Short problem
Exactly reproduce each entry, leaving out nothing.

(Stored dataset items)
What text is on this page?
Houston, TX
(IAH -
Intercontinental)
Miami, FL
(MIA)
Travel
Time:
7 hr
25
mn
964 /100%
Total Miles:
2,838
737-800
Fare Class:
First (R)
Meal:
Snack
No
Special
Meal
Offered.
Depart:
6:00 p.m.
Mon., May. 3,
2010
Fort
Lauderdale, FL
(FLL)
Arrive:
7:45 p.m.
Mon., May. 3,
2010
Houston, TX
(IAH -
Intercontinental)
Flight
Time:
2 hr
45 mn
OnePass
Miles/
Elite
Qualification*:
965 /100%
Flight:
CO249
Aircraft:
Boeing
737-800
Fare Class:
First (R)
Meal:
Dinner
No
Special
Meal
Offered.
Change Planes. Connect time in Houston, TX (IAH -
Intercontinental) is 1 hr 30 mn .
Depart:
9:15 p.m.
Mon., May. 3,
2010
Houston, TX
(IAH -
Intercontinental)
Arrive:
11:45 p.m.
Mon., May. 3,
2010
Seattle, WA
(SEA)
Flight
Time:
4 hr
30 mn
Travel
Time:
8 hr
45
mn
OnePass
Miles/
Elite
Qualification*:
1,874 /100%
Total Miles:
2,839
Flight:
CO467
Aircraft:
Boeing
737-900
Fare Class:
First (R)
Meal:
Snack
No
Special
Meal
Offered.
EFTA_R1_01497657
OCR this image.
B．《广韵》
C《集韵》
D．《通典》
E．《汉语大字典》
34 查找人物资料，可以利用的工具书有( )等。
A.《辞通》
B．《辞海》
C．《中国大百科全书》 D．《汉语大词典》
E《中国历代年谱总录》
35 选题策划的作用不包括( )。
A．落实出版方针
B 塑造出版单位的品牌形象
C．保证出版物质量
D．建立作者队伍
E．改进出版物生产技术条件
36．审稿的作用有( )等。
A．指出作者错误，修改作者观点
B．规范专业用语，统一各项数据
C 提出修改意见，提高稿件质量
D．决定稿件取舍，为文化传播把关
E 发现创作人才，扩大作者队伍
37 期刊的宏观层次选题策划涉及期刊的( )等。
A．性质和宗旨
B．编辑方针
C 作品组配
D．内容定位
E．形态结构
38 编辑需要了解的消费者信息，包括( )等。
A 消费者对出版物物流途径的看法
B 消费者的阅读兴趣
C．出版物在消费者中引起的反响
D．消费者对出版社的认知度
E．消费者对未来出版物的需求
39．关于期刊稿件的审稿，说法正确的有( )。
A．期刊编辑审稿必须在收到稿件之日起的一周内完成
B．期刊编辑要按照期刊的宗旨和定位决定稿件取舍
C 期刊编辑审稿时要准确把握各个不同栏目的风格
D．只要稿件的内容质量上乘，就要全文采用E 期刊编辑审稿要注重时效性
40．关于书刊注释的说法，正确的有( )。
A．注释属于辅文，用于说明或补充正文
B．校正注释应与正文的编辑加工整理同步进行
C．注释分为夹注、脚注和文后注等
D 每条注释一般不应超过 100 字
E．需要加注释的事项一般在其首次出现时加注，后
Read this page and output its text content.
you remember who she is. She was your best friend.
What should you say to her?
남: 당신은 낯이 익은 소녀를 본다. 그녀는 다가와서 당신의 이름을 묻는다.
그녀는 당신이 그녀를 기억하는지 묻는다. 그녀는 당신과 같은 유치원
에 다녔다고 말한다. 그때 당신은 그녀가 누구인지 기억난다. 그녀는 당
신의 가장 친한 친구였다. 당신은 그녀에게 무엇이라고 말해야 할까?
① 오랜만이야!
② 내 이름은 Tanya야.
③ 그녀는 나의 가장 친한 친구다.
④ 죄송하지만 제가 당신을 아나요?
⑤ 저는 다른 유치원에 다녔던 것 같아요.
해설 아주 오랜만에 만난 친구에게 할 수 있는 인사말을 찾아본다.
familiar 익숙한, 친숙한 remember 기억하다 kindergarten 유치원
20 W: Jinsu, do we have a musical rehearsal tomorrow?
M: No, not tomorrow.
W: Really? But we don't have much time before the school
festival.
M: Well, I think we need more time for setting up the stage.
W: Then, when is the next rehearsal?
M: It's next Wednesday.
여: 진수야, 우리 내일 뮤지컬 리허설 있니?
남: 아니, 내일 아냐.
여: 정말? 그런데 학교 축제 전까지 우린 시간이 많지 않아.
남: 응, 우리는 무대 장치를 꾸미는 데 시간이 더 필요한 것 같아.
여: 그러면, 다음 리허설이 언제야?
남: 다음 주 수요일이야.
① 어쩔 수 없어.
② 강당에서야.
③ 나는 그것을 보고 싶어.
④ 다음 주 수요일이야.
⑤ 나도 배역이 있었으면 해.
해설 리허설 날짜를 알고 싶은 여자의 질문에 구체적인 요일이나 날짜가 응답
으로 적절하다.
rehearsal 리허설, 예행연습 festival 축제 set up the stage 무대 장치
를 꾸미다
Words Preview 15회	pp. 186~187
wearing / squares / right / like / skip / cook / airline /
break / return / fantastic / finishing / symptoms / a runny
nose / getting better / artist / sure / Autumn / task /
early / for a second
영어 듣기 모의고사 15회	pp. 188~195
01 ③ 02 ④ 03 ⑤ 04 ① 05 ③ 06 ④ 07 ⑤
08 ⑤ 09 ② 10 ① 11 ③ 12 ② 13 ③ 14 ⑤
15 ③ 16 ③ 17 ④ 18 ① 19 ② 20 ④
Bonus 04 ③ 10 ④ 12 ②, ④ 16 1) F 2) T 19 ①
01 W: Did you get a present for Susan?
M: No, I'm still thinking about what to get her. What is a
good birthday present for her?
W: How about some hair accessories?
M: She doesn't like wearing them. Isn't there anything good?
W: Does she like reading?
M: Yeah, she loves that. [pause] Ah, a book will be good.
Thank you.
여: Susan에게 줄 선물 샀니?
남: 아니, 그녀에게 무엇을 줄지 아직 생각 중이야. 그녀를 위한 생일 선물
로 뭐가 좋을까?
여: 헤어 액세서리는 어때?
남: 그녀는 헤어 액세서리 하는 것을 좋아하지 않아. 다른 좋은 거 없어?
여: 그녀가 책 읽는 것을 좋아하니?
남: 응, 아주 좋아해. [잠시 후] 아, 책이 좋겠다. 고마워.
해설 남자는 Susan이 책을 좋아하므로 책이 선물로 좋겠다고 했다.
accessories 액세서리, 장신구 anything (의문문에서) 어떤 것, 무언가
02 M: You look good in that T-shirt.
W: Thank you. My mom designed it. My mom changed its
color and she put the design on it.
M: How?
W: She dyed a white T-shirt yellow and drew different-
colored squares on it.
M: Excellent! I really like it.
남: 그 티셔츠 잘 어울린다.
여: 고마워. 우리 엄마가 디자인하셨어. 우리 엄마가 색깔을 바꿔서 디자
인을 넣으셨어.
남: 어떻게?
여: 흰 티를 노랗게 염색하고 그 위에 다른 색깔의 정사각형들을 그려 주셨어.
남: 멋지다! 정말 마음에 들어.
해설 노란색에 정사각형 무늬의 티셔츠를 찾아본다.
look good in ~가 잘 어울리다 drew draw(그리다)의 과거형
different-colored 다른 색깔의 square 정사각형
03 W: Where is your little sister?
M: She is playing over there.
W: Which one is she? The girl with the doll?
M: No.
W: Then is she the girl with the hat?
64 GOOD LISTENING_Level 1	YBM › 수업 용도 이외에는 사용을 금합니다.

Task response
What text is on this page?
Houston, TX
(IAH -
Intercontinental)
Miami, FL
(MIA)
Travel
Time:
7 hr
25
mn
964 /100%
Total Miles:
2,838
737-800
Fare Class:
First (R)
Meal:
Snack
No
Special
Meal
Offered.
Depart:
6:00 p.m.
Mon., May. 3,
2010
Fort
Lauderdale, FL
(FLL)
Arrive:
7:45 p.m.
Mon., May. 3,
2010
Houston, TX
(IAH -
Intercontinental)
Flight
Time:
2 hr
45 mn
OnePass
Miles/
Elite
Qualification*:
965 /100%
Flight:
CO249
Aircraft:
Boeing
737-800
Fare Class:
First (R)
Meal:
Dinner
No
Special
Meal
Offered.
Change Planes. Connect time in Houston, TX (IAH -
Intercontinental) is 1 hr 30 mn .
Depart:
9:15 p.m.
Mon., May. 3,
2010
Houston, TX
(IAH -
Intercontinental)
Arrive:
11:45 p.m.
Mon., May. 3,
2010
Seattle, WA
(SEA)
Flight
Time:
4 hr
30 mn
Travel
Time:
8 hr
45
mn
OnePass
Miles/
Elite
Qualification*:
1,874 /100%
Total Miles:
2,839
Flight:
CO467
Aircraft:
Boeing
737-900
Fare Class:
First (R)
Meal:
Snack
No
Special
Meal
Offered.
EFTA_R1_01497657
OCR this image.
B．《广韵》
C《集韵》
D．《通典》
E．《汉语大字典》
34 查找人物资料，可以利用的工具书有( )等。
A.《辞通》
B．《辞海》
C．《中国大百科全书》 D．《汉语大词典》
E《中国历代年谱总录》
35 选题策划的作用不包括( )。
A．落实出版方针
B 塑造出版单位的品牌形象
C．保证出版物质量
D．建立作者队伍
E．改进出版物生产技术条件
36．审稿的作用有( )等。
A．指出作者错误，修改作者观点
B．规范专业用语，统一各项数据
C 提出修改意见，提高稿件质量
D．决定稿件取舍，为文化传播把关
E 发现创作人才，扩大作者队伍
37 期刊的宏观层次选题策划涉及期刊的( )等。
A．性质和宗旨
B．编辑方针
C 作品组配
D．内容定位
E．形态结构
38 编辑需要了解的消费者信息，包括( )等。
A 消费者对出版物物流途径的看法
B 消费者的阅读兴趣
C．出版物在消费者中引起的反响
D．消费者对出版社的认知度
E．消费者对未来出版物的需求
39．关于期刊稿件的审稿，说法正确的有( )。
A．期刊编辑审稿必须在收到稿件之日起的一周内完成
B．期刊编辑要按照期刊的宗旨和定位决定稿件取舍
C 期刊编辑审稿时要准确把握各个不同栏目的风格
D．只要稿件的内容质量上乘，就要全文采用E 期刊编辑审稿要注重时效性
40．关于书刊注释的说法，正确的有( )。
A．注释属于辅文，用于说明或补充正文
B．校正注释应与正文的编辑加工整理同步进行
C．注释分为夹注、脚注和文后注等
D 每条注释一般不应超过 100 字
E．需要加注释的事项一般在其首次出现时加注，后
Read this page and output its text content.
you remember who she is. She was your best friend.
What should you say to her?
남: 당신은 낯이 익은 소녀를 본다. 그녀는 다가와서 당신의 이름을 묻는다.
그녀는 당신이 그녀를 기억하는지 묻는다. 그녀는 당신과 같은 유치원
에 다녔다고 말한다. 그때 당신은 그녀가 누구인지 기억난다. 그녀는 당
신의 가장 친한 친구였다. 당신은 그녀에게 무엇이라고 말해야 할까?
① 오랜만이야!
② 내 이름은 Tanya야.
③ 그녀는 나의 가장 친한 친구다.
④ 죄송하지만 제가 당신을 아나요?
⑤ 저는 다른 유치원에 다녔던 것 같아요.
해설 아주 오랜만에 만난 친구에게 할 수 있는 인사말을 찾아본다.
familiar 익숙한, 친숙한 remember 기억하다 kindergarten 유치원
20 W: Jinsu, do we have a musical rehearsal tomorrow?
M: No, not tomorrow.
W: Really? But we don't have much time before the school
festival.
M: Well, I think we need more time for setting up the stage.
W: Then, when is the next rehearsal?
M: It's next Wednesday.
여: 진수야, 우리 내일 뮤지컬 리허설 있니?
남: 아니, 내일 아냐.
여: 정말? 그런데 학교 축제 전까지 우린 시간이 많지 않아.
남: 응, 우리는 무대 장치를 꾸미는 데 시간이 더 필요한 것 같아.
여: 그러면, 다음 리허설이 언제야?
남: 다음 주 수요일이야.
① 어쩔 수 없어.
② 강당에서야.
③ 나는 그것을 보고 싶어.
④ 다음 주 수요일이야.
⑤ 나도 배역이 있었으면 해.
해설 리허설 날짜를 알고 싶은 여자의 질문에 구체적인 요일이나 날짜가 응답
으로 적절하다.
rehearsal 리허설, 예행연습 festival 축제 set up the stage 무대 장치
를 꾸미다
Words Preview 15회	pp. 186~187
wearing / squares / right / like / skip / cook / airline /
break / return / fantastic / finishing / symptoms / a runny
nose / getting better / artist / sure / Autumn / task /
early / for a second
영어 듣기 모의고사 15회	pp. 188~195
01 ③ 02 ④ 03 ⑤ 04 ① 05 ③ 06 ④ 07 ⑤
08 ⑤ 09 ② 10 ① 11 ③ 12 ② 13 ③ 14 ⑤
15 ③ 16 ③ 17 ④ 18 ① 19 ② 20 ④
Bonus 04 ③ 10 ④ 12 ②, ④ 16 1) F 2) T 19 ①
01 W: Did you get a present for Susan?
M: No, I'm still thinking about what to get her. What is a
good birthday present for her?
W: How about some hair accessories?
M: She doesn't like wearing them. Isn't there anything good?
W: Does she like reading?
M: Yeah, she loves that. [pause] Ah, a book will be good.
Thank you.
여: Susan에게 줄 선물 샀니?
남: 아니, 그녀에게 무엇을 줄지 아직 생각 중이야. 그녀를 위한 생일 선물
로 뭐가 좋을까?
여: 헤어 액세서리는 어때?
남: 그녀는 헤어 액세서리 하는 것을 좋아하지 않아. 다른 좋은 거 없어?
여: 그녀가 책 읽는 것을 좋아하니?
남: 응, 아주 좋아해. [잠시 후] 아, 책이 좋겠다. 고마워.
해설 남자는 Susan이 책을 좋아하므로 책이 선물로 좋겠다고 했다.
accessories 액세서리, 장신구 anything (의문문에서) 어떤 것, 무언가
02 M: You look good in that T-shirt.
W: Thank you. My mom designed it. My mom changed its
color and she put the design on it.
M: How?
W: She dyed a white T-shirt yellow and drew different-
colored squares on it.
M: Excellent! I really like it.
남: 그 티셔츠 잘 어울린다.
여: 고마워. 우리 엄마가 디자인하셨어. 우리 엄마가 색깔을 바꿔서 디자
인을 넣으셨어.
남: 어떻게?
여: 흰 티를 노랗게 염색하고 그 위에 다른 색깔의 정사각형들을 그려 주셨어.
남: 멋지다! 정말 마음에 들어.
해설 노란색에 정사각형 무늬의 티셔츠를 찾아본다.
look good in ~가 잘 어울리다 drew draw(그리다)의 과거형
different-colored 다른 색깔의 square 정사각형
03 W: Where is your little sister?
M: She is playing over there.
W: Which one is she? The girl with the doll?
M: No.
W: Then is she the girl with the hat?
64 GOOD LISTENING_Level 1	YBM › 수업 용도 이외에는 사용을 금합니다.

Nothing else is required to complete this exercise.